Without including any pictures, write out all the entries exactly.

:: The records

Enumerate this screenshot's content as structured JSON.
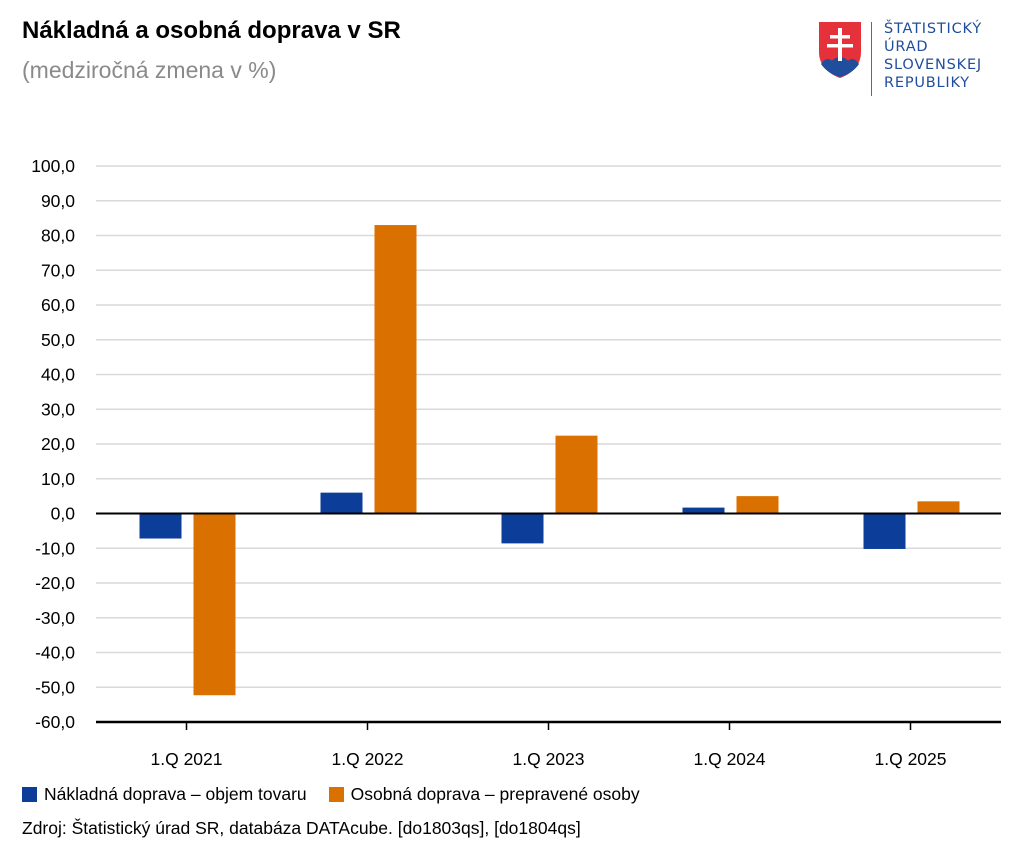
{
  "chart_data": {
    "type": "bar",
    "title": "Nákladná a osobná doprava v SR",
    "subtitle": "(medziročná zmena v %)",
    "categories": [
      "1.Q 2021",
      "1.Q 2022",
      "1.Q 2023",
      "1.Q 2024",
      "1.Q 2025"
    ],
    "series": [
      {
        "name": "Nákladná doprava – objem tovaru",
        "color": "#0b3d99",
        "values": [
          -7.2,
          6.0,
          -8.6,
          1.7,
          -10.2
        ]
      },
      {
        "name": "Osobná doprava – prepravené osoby",
        "color": "#d97000",
        "values": [
          -52.3,
          83.0,
          22.4,
          5.0,
          3.5
        ]
      }
    ],
    "ylim": [
      -60,
      100
    ],
    "ytick_step": 10,
    "ytick_labels": [
      "100,0",
      "90,0",
      "80,0",
      "70,0",
      "60,0",
      "50,0",
      "40,0",
      "30,0",
      "20,0",
      "10,0",
      "0,0",
      "-10,0",
      "-20,0",
      "-30,0",
      "-40,0",
      "-50,0",
      "-60,0"
    ],
    "grid": true,
    "legend_position": "bottom-left",
    "source": "Zdroj: Štatistický úrad SR, databáza DATAcube. [do1803qs], [do1804qs]"
  },
  "logo": {
    "lines": [
      "ŠTATISTICKÝ",
      "ÚRAD",
      "SLOVENSKEJ",
      "REPUBLIKY"
    ],
    "icon": "slovak-coat-of-arms-icon",
    "colors": {
      "shield": "#e4313a",
      "mount": "#1f4e9c",
      "cross": "#ffffff",
      "text": "#1f4e9c"
    }
  }
}
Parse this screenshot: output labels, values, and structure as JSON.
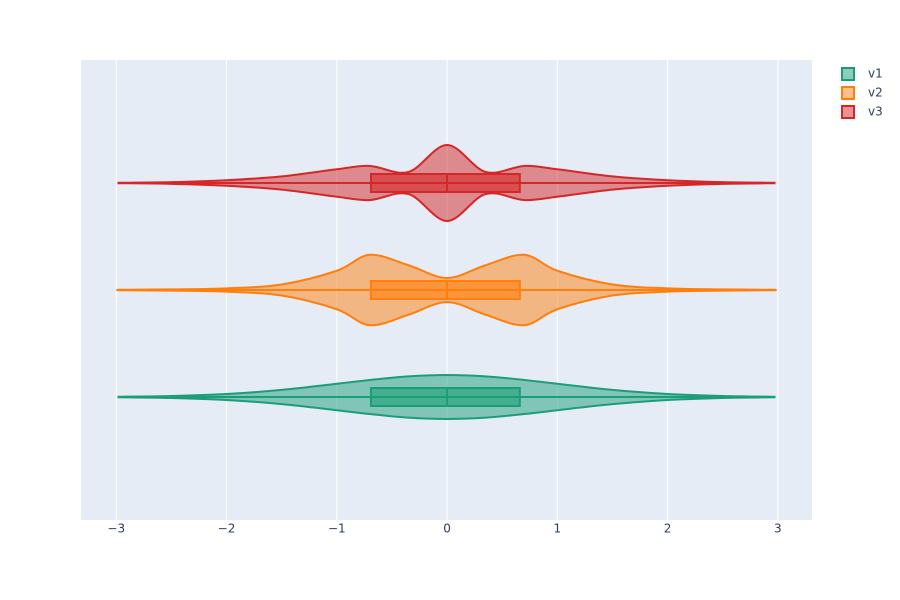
{
  "chart_data": {
    "type": "violin",
    "orientation": "horizontal",
    "xlim": [
      -3.32,
      3.31
    ],
    "xticks": [
      {
        "value": -3,
        "label": "−3"
      },
      {
        "value": -2,
        "label": "−2"
      },
      {
        "value": -1,
        "label": "−1"
      },
      0,
      1,
      2,
      3
    ],
    "grid": true,
    "legend": "top-right",
    "density_x": [
      -2.98,
      -2.5,
      -2,
      -1.5,
      -1,
      -0.7,
      -0.35,
      0,
      0.35,
      0.7,
      1,
      1.5,
      2,
      2.5,
      2.97
    ],
    "series": [
      {
        "name": "v1",
        "color": "#1b9e77",
        "min": -2.98,
        "q1": -0.69,
        "median": 0,
        "q3": 0.66,
        "max": 2.97,
        "density": [
          0.005,
          0.018,
          0.054,
          0.13,
          0.24,
          0.31,
          0.375,
          0.4,
          0.375,
          0.31,
          0.24,
          0.13,
          0.054,
          0.018,
          0.005
        ]
      },
      {
        "name": "v2",
        "color": "#ff7f0e",
        "min": -3.0,
        "q1": -0.69,
        "median": 0,
        "q3": 0.66,
        "max": 2.99,
        "density": [
          0.004,
          0.012,
          0.03,
          0.1,
          0.35,
          0.64,
          0.45,
          0.22,
          0.45,
          0.64,
          0.35,
          0.1,
          0.03,
          0.012,
          0.004
        ]
      },
      {
        "name": "v3",
        "color": "#d62728",
        "min": -2.98,
        "q1": -0.69,
        "median": 0,
        "q3": 0.66,
        "max": 2.97,
        "density": [
          0.004,
          0.015,
          0.05,
          0.12,
          0.25,
          0.31,
          0.2,
          0.69,
          0.2,
          0.31,
          0.25,
          0.12,
          0.05,
          0.015,
          0.004
        ]
      }
    ]
  }
}
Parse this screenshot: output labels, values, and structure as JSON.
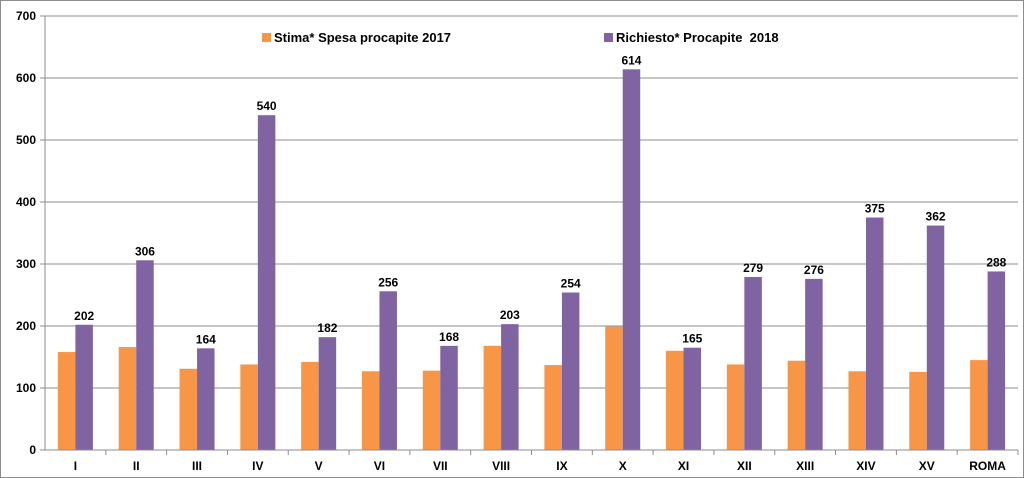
{
  "chart_data": {
    "type": "bar",
    "categories": [
      "I",
      "II",
      "III",
      "IV",
      "V",
      "VI",
      "VII",
      "VIII",
      "IX",
      "X",
      "XI",
      "XII",
      "XIII",
      "XIV",
      "XV",
      "ROMA"
    ],
    "series": [
      {
        "name": "Stima* Spesa procapite 2017",
        "color": "#F79646",
        "values": [
          158,
          166,
          131,
          138,
          142,
          127,
          128,
          168,
          137,
          199,
          160,
          138,
          144,
          127,
          126,
          145
        ],
        "show_labels": false
      },
      {
        "name": "Richiesto* Procapite  2018",
        "color": "#8064A2",
        "values": [
          202,
          306,
          164,
          540,
          182,
          256,
          168,
          203,
          254,
          614,
          165,
          279,
          276,
          375,
          362,
          288
        ],
        "show_labels": true
      }
    ],
    "ylim": [
      0,
      700
    ],
    "yticks": [
      0,
      100,
      200,
      300,
      400,
      500,
      600,
      700
    ],
    "grid": true,
    "legend_position": "top",
    "title": "",
    "xlabel": "",
    "ylabel": ""
  }
}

::::

● Response below:
Enumerate this screenshot's content as structured JSON.
{
  "chart_data": {
    "type": "bar",
    "title": "Nákladná a osobná doprava v SR",
    "subtitle": "(medziročná zmena v %)",
    "categories": [
      "1.Q 2021",
      "1.Q 2022",
      "1.Q 2023",
      "1.Q 2024",
      "1.Q 2025"
    ],
    "series": [
      {
        "name": "Nákladná doprava – objem tovaru",
        "color": "#0b3d99",
        "values": [
          -7.2,
          6.0,
          -8.6,
          1.7,
          -10.2
        ]
      },
      {
        "name": "Osobná doprava – prepravené osoby",
        "color": "#d97000",
        "values": [
          -52.3,
          83.0,
          22.4,
          5.0,
          3.5
        ]
      }
    ],
    "ylim": [
      -60,
      100
    ],
    "ytick_step": 10,
    "ytick_labels": [
      "100,0",
      "90,0",
      "80,0",
      "70,0",
      "60,0",
      "50,0",
      "40,0",
      "30,0",
      "20,0",
      "10,0",
      "0,0",
      "-10,0",
      "-20,0",
      "-30,0",
      "-40,0",
      "-50,0",
      "-60,0"
    ],
    "grid": true,
    "legend_position": "bottom-left",
    "source": "Zdroj: Štatistický úrad SR, databáza DATAcube. [do1803qs], [do1804qs]"
  },
  "logo": {
    "lines": [
      "ŠTATISTICKÝ",
      "ÚRAD",
      "SLOVENSKEJ",
      "REPUBLIKY"
    ],
    "icon": "slovak-coat-of-arms-icon",
    "colors": {
      "shield": "#e4313a",
      "mount": "#1f4e9c",
      "cross": "#ffffff",
      "text": "#1f4e9c"
    }
  }
}
Parse this screenshot: output labels, values, and structure as JSON.
{
  "chart_data": {
    "type": "violin",
    "orientation": "horizontal",
    "xlim": [
      -3.32,
      3.31
    ],
    "xticks": [
      {
        "value": -3,
        "label": "−3"
      },
      {
        "value": -2,
        "label": "−2"
      },
      {
        "value": -1,
        "label": "−1"
      },
      0,
      1,
      2,
      3
    ],
    "grid": true,
    "legend": "top-right",
    "density_x": [
      -2.98,
      -2.5,
      -2,
      -1.5,
      -1,
      -0.7,
      -0.35,
      0,
      0.35,
      0.7,
      1,
      1.5,
      2,
      2.5,
      2.97
    ],
    "series": [
      {
        "name": "v1",
        "color": "#1b9e77",
        "min": -2.98,
        "q1": -0.69,
        "median": 0,
        "q3": 0.66,
        "max": 2.97,
        "density": [
          0.005,
          0.018,
          0.054,
          0.13,
          0.24,
          0.31,
          0.375,
          0.4,
          0.375,
          0.31,
          0.24,
          0.13,
          0.054,
          0.018,
          0.005
        ]
      },
      {
        "name": "v2",
        "color": "#ff7f0e",
        "min": -3.0,
        "q1": -0.69,
        "median": 0,
        "q3": 0.66,
        "max": 2.99,
        "density": [
          0.004,
          0.012,
          0.03,
          0.1,
          0.35,
          0.64,
          0.45,
          0.22,
          0.45,
          0.64,
          0.35,
          0.1,
          0.03,
          0.012,
          0.004
        ]
      },
      {
        "name": "v3",
        "color": "#d62728",
        "min": -2.98,
        "q1": -0.69,
        "median": 0,
        "q3": 0.66,
        "max": 2.97,
        "density": [
          0.004,
          0.015,
          0.05,
          0.12,
          0.25,
          0.31,
          0.2,
          0.69,
          0.2,
          0.31,
          0.25,
          0.12,
          0.05,
          0.015,
          0.004
        ]
      }
    ]
  }
}
Parse this screenshot: output labels, values, and structure as JSON.
{
  "chart_data": {
    "type": "bar",
    "categories": [
      "I",
      "II",
      "III",
      "IV",
      "V",
      "VI",
      "VII",
      "VIII",
      "IX",
      "X",
      "XI",
      "XII",
      "XIII",
      "XIV",
      "XV",
      "ROMA"
    ],
    "series": [
      {
        "name": "Stima* Spesa procapite 2017",
        "color": "#F79646",
        "values": [
          158,
          166,
          131,
          138,
          142,
          127,
          128,
          168,
          137,
          199,
          160,
          138,
          144,
          127,
          126,
          145
        ],
        "show_labels": false
      },
      {
        "name": "Richiesto* Procapite  2018",
        "color": "#8064A2",
        "values": [
          202,
          306,
          164,
          540,
          182,
          256,
          168,
          203,
          254,
          614,
          165,
          279,
          276,
          375,
          362,
          288
        ],
        "show_labels": true
      }
    ],
    "ylim": [
      0,
      700
    ],
    "yticks": [
      0,
      100,
      200,
      300,
      400,
      500,
      600,
      700
    ],
    "grid": true,
    "legend_position": "top",
    "title": "",
    "xlabel": "",
    "ylabel": ""
  }
}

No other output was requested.